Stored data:
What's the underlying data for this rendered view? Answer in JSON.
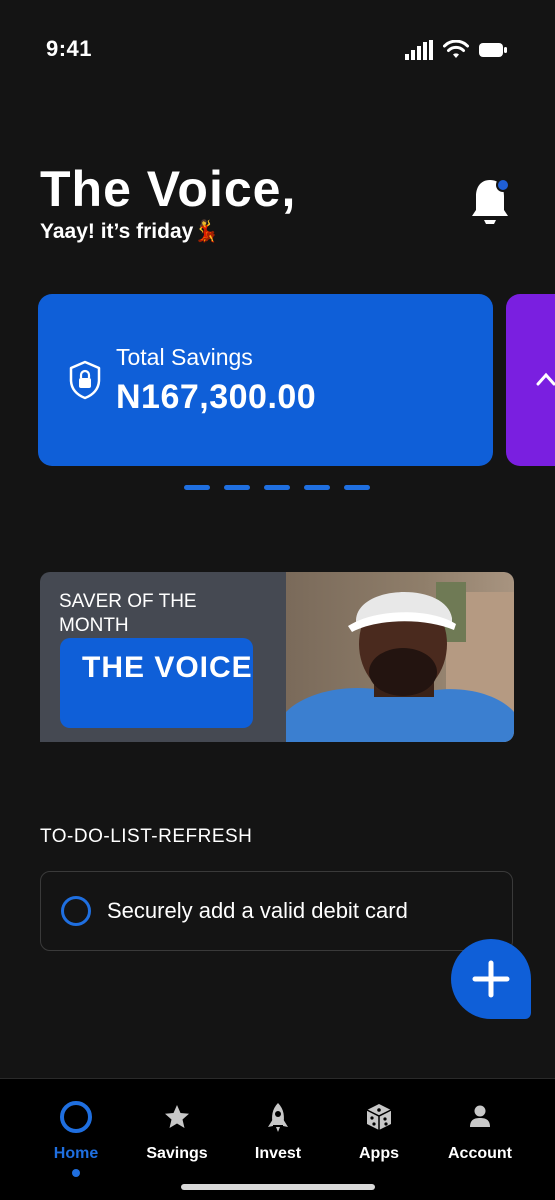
{
  "status_bar": {
    "time": "9:41"
  },
  "header": {
    "greeting": "The Voice,",
    "subgreeting": "Yaay! it’s friday💃"
  },
  "savings": {
    "label": "Total Savings",
    "amount": "N167,300.00",
    "page_count": 5
  },
  "saver_of_month": {
    "label": "SAVER OF THE MONTH",
    "name": "THE VOICE"
  },
  "todo": {
    "heading": "TO-DO-LIST-REFRESH",
    "items": [
      {
        "text": "Securely add a valid debit card"
      }
    ]
  },
  "nav": {
    "items": [
      {
        "label": "Home",
        "icon": "home-icon",
        "active": true
      },
      {
        "label": "Savings",
        "icon": "star-icon"
      },
      {
        "label": "Invest",
        "icon": "rocket-icon"
      },
      {
        "label": "Apps",
        "icon": "dice-icon"
      },
      {
        "label": "Account",
        "icon": "person-icon"
      }
    ]
  },
  "colors": {
    "background": "#141414",
    "primary_blue": "#0f5fd8",
    "purple_card": "#7a1fe0",
    "saver_card": "#454952"
  }
}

THE REQUEST | Looking at the data above, how many lines hold the word "label"? Respond with the number alone.

RESULT | 7